::: PAGE TEXT :::

Studio album by John Foxx & Louis Gordon
- Released: 24 March 1997
- Recorded: MetaMatic Studio CRoms studio 1995
- Genre: Electronic
- Length: 56:16
- Label: Metamatic Records
- Producer: Louis Gordon & John Foxx

John Foxx chronology
| Cathedral Oceans (1997) | Shifting City (1997) | The Pleasures of Electricity (2001) |

Louis Gordon chronology
|  | Shifting City (1997) | The Pleasures of Electricity (2001) |

= Shifting City =

Shifting City is an album by John Foxx and Louis Gordon, released simultaneously with Foxx's ambient album Cathedral Oceans on 24 March 1997, Shifting City was Foxx's first album release since In Mysterious Ways (1985).

::: LISTED RECORDS :::

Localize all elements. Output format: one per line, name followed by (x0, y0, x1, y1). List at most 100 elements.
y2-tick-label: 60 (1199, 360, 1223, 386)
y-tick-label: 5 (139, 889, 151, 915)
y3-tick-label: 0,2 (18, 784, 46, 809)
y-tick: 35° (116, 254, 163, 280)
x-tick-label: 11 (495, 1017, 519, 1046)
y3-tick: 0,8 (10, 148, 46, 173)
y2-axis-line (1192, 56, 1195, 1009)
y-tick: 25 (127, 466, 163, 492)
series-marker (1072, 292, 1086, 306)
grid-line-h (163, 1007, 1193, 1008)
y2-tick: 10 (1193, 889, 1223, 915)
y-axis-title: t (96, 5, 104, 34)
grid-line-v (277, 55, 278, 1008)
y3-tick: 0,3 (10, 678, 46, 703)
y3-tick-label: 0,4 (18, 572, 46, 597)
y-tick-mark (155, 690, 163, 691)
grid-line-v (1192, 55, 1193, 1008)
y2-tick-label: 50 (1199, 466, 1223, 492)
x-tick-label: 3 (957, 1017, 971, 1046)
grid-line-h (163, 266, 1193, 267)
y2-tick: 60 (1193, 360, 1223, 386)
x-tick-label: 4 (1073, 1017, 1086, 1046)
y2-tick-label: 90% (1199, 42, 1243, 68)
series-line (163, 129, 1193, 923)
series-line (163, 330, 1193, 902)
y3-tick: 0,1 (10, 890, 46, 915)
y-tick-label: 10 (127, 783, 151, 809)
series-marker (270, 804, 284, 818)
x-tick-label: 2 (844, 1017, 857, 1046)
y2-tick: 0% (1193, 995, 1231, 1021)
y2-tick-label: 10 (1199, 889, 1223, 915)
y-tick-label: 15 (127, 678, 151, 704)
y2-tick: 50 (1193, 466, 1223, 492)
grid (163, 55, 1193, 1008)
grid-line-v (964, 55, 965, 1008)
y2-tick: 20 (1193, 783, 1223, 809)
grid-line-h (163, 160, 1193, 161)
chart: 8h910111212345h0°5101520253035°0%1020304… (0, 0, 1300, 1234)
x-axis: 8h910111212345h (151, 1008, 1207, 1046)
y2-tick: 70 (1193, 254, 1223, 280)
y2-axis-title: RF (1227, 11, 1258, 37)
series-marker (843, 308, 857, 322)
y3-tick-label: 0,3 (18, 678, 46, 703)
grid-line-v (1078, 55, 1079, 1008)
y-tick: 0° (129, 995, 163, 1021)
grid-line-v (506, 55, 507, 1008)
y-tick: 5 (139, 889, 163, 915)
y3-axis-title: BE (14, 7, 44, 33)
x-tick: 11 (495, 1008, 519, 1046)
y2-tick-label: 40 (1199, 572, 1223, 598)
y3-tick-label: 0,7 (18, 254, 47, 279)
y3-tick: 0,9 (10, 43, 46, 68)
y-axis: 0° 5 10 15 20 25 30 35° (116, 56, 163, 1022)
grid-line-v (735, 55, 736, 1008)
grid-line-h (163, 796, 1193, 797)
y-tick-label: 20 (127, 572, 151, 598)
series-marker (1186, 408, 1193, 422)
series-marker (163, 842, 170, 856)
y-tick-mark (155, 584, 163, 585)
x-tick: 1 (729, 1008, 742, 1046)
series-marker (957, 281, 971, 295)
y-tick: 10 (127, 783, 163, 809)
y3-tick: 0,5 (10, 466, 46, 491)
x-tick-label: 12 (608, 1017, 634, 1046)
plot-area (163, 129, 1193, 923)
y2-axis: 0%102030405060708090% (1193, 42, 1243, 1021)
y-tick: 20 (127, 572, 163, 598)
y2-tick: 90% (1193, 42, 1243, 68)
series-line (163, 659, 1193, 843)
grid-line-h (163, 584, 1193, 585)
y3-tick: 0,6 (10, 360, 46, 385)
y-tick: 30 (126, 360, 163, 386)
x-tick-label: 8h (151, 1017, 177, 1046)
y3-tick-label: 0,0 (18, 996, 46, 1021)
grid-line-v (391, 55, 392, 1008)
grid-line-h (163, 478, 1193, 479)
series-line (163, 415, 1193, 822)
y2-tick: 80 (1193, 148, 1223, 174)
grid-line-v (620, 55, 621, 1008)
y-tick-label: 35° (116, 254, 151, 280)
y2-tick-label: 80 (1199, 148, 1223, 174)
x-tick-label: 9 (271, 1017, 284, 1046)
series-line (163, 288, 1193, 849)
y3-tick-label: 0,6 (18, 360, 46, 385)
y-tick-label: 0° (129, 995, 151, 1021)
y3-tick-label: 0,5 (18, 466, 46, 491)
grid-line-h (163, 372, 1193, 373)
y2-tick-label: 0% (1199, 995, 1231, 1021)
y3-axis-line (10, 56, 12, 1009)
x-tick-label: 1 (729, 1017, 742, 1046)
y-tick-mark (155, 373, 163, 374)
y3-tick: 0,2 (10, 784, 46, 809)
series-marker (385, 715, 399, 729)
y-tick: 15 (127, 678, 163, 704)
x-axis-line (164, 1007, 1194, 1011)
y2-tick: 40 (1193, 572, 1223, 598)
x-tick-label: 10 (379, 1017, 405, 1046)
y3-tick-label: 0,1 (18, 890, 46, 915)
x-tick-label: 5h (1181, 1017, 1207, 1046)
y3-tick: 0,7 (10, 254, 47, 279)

:::

PROBLEM: Repeat the part of the Shifting City album text starting at "John Foxx chronology" and ending at "Mysterious Ways (1985).".

ANSWER IN FULL:
John Foxx chronology
| Cathedral Oceans (1997) | Shifting City (1997) | The Pleasures of Electricity (2001) |

Louis Gordon chronology
|  | Shifting City (1997) | The Pleasures of Electricity (2001) |

= Shifting City =

Shifting City is an album by John Foxx and Louis Gordon, released simultaneously with Foxx's ambient album Cathedral Oceans on 24 March 1997, Shifting City was Foxx's first album release since In Mysterious Ways (1985).